__GOAL__
Look through the data below and return each line where "JSON" appears.

+++

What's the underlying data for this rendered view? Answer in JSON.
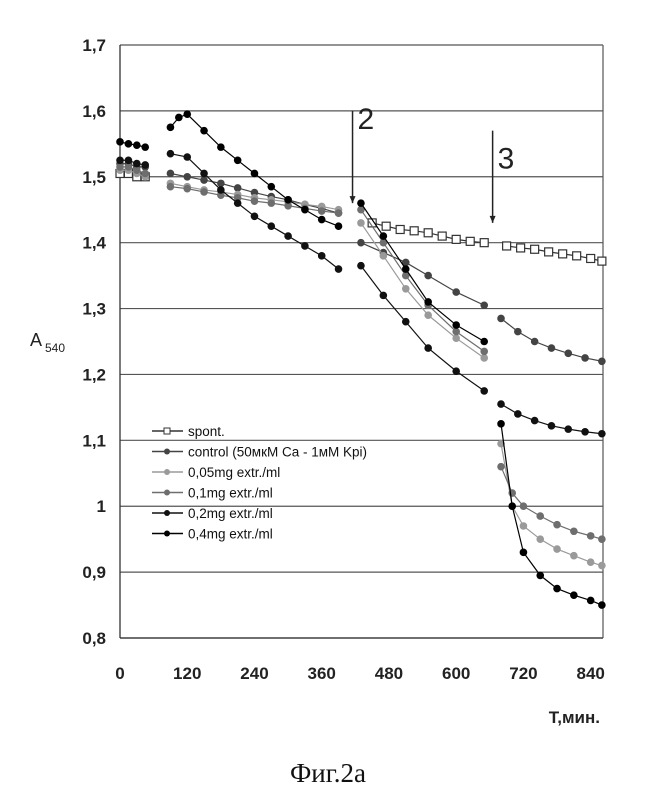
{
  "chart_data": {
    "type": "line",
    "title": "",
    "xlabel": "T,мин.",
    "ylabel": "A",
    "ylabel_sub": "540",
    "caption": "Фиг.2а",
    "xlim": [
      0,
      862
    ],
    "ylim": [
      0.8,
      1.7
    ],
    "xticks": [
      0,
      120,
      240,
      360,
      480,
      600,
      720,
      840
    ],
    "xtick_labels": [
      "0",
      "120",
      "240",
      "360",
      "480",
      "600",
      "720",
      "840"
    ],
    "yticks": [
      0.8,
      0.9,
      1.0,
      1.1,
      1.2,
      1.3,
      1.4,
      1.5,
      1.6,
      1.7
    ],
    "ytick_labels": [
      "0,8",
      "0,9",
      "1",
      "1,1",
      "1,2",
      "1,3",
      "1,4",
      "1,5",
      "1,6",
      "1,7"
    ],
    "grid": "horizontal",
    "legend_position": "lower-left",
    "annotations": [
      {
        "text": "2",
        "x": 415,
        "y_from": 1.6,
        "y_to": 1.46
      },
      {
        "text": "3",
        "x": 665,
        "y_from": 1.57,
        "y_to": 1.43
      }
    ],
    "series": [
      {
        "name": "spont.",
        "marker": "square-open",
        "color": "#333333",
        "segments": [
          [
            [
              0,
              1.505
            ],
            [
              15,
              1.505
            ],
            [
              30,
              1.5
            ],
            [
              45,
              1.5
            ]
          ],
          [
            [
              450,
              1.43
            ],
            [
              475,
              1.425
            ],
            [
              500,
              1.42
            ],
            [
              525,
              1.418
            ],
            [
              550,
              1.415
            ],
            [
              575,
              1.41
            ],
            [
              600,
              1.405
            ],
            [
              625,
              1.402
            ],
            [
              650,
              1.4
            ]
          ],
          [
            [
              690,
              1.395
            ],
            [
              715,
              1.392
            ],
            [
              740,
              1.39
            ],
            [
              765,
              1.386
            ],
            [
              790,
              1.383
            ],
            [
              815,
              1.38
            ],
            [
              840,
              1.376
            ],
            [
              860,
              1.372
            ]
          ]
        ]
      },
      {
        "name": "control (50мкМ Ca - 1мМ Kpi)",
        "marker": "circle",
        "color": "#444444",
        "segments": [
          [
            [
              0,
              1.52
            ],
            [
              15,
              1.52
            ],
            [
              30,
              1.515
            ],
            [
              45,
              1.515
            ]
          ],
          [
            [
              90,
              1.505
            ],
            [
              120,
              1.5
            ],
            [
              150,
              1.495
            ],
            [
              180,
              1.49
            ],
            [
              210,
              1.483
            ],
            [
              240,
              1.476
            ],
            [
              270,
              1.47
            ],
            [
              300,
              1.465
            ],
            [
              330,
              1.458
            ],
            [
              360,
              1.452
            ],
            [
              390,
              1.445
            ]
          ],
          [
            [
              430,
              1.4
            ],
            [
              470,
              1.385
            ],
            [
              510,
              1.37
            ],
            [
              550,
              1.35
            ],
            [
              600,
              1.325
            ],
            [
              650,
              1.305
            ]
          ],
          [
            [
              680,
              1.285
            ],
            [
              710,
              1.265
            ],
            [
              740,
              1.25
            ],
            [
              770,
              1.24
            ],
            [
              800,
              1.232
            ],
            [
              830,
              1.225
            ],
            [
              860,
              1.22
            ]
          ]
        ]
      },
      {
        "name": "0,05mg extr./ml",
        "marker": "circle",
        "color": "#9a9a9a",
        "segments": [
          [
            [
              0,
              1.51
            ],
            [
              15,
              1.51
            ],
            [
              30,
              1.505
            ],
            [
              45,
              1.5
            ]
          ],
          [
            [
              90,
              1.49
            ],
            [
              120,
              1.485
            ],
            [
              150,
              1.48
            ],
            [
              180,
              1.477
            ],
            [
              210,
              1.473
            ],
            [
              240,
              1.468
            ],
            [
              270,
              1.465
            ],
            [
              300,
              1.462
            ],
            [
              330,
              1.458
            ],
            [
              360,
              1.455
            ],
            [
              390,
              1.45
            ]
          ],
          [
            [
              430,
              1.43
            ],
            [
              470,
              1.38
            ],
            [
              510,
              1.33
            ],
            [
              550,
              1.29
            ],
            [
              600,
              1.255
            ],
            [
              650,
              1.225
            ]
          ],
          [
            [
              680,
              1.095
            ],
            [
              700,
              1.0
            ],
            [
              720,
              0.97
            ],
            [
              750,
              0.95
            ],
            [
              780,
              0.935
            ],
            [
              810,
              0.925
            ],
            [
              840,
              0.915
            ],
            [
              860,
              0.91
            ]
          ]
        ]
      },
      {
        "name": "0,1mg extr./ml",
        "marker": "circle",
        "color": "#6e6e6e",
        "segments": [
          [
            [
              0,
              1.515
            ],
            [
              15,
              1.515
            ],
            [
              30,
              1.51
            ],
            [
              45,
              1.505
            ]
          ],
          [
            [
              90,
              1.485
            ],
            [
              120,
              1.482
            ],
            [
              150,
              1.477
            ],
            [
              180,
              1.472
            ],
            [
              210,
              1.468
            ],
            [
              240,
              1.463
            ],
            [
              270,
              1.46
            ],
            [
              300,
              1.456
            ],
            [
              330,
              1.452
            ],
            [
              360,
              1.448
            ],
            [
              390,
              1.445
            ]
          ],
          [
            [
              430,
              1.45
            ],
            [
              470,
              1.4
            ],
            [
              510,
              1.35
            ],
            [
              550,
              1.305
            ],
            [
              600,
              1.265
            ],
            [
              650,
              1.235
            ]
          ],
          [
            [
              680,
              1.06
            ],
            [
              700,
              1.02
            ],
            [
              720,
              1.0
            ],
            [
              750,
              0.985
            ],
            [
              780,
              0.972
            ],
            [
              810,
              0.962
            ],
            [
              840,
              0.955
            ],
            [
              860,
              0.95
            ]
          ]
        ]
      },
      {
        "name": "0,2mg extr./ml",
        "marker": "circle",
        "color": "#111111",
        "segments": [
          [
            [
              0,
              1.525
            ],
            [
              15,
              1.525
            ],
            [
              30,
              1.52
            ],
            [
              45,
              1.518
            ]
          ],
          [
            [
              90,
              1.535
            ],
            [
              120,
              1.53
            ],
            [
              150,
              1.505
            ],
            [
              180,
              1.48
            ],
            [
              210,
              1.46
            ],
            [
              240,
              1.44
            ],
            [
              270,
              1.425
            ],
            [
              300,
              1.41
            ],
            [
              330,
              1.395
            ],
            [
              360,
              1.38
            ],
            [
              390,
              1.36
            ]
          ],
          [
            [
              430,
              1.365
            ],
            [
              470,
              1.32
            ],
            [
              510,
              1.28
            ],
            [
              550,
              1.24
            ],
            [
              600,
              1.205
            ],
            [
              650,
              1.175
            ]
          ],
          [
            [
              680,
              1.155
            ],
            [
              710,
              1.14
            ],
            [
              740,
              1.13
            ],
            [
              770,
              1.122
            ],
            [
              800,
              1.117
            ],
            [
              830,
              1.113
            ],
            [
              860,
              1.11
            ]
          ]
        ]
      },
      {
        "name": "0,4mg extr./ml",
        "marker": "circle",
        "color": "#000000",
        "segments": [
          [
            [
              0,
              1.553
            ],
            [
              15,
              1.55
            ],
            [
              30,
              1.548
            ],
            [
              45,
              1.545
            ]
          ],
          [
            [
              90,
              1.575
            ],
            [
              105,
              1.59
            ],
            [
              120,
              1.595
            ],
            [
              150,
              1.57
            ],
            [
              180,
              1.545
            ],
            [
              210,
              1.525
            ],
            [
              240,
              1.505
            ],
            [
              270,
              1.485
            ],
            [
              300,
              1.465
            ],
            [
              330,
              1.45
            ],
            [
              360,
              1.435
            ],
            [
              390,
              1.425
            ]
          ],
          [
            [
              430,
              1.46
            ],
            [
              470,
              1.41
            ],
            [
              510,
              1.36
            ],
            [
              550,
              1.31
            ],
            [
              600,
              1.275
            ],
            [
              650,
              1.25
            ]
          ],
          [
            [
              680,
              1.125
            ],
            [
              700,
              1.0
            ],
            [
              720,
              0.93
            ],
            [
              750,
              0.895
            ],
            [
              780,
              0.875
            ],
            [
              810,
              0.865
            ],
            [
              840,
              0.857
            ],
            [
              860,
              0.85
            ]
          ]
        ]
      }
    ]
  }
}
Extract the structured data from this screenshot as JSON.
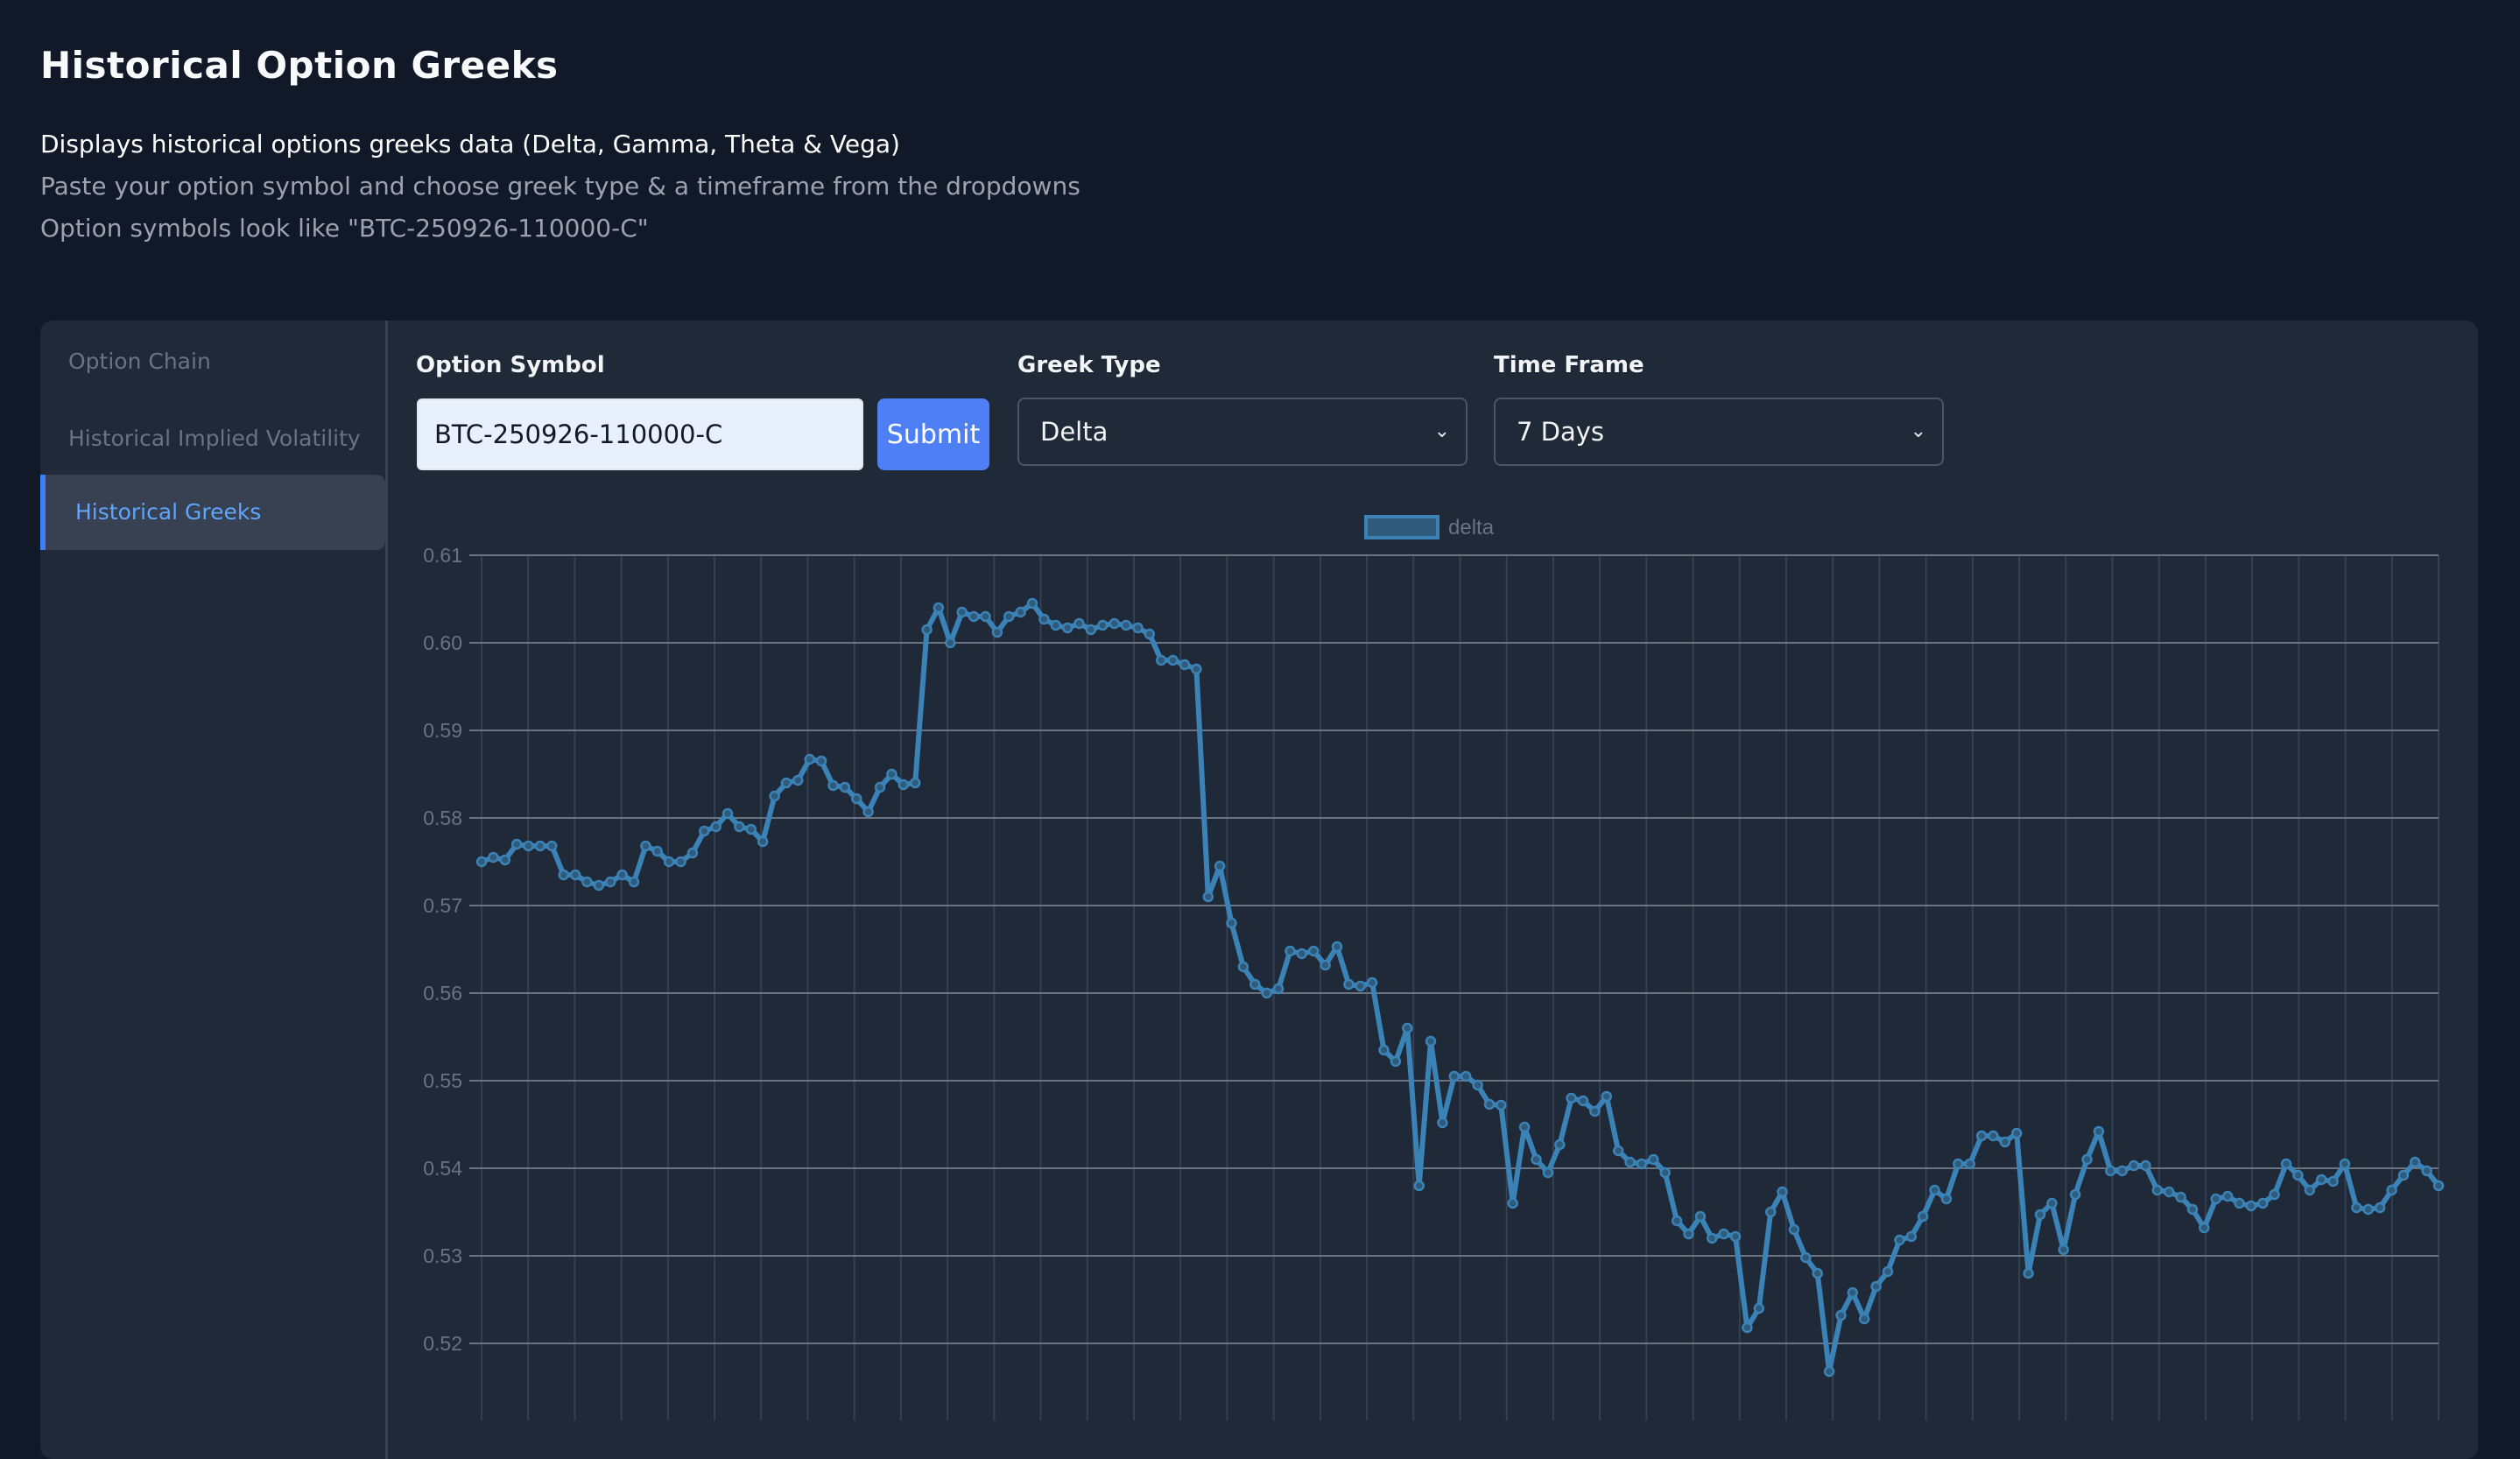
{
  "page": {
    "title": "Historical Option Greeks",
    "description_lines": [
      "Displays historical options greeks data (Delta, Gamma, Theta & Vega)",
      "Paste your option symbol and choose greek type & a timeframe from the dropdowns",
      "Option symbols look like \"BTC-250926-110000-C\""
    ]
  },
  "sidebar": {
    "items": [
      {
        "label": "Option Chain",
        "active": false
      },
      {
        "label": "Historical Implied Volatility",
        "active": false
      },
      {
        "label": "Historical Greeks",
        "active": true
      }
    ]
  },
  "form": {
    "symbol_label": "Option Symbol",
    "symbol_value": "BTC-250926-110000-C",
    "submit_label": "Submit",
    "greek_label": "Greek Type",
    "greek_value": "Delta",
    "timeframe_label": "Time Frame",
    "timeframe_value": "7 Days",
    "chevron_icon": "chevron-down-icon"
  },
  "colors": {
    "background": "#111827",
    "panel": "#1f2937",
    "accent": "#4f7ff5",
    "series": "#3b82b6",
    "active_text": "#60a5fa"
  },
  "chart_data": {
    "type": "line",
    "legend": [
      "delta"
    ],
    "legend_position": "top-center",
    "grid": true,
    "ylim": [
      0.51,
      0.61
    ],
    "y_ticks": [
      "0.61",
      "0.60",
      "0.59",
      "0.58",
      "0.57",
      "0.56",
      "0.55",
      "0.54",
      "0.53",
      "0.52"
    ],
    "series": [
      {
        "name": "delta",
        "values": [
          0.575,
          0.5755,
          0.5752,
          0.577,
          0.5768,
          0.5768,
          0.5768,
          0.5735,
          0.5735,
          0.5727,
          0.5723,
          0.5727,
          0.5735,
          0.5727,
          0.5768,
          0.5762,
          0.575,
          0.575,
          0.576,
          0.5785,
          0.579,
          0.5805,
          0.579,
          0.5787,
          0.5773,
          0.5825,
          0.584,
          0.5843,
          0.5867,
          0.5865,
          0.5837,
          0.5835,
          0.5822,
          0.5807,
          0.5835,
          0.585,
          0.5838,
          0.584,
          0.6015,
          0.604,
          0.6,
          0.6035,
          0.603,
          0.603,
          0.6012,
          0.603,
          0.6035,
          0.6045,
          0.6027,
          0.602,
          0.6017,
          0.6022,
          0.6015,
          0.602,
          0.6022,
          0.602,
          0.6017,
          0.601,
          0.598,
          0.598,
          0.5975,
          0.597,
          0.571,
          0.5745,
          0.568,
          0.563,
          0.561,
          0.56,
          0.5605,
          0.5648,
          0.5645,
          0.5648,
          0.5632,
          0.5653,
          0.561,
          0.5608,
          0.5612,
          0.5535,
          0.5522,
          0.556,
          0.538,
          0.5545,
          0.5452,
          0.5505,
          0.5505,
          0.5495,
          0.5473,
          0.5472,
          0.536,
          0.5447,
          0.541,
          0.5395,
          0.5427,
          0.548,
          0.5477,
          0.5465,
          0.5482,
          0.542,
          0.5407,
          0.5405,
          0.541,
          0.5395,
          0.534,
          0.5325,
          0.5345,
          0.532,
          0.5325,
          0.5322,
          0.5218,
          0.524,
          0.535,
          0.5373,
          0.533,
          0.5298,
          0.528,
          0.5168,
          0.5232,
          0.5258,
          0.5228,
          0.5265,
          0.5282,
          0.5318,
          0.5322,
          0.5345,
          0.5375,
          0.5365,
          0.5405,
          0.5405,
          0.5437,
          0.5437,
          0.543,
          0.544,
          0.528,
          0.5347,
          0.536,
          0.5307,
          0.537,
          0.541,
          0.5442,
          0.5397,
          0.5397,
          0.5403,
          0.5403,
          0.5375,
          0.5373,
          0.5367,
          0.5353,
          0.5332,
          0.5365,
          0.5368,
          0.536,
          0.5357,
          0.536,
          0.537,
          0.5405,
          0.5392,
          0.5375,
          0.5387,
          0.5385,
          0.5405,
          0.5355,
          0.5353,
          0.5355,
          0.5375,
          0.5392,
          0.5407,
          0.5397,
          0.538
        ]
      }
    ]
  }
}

+++

__CORRECT ANSWER__
What's the underlying data for this rendered view? Answer in JSON.
Extract the structured data from this screenshot as JSON.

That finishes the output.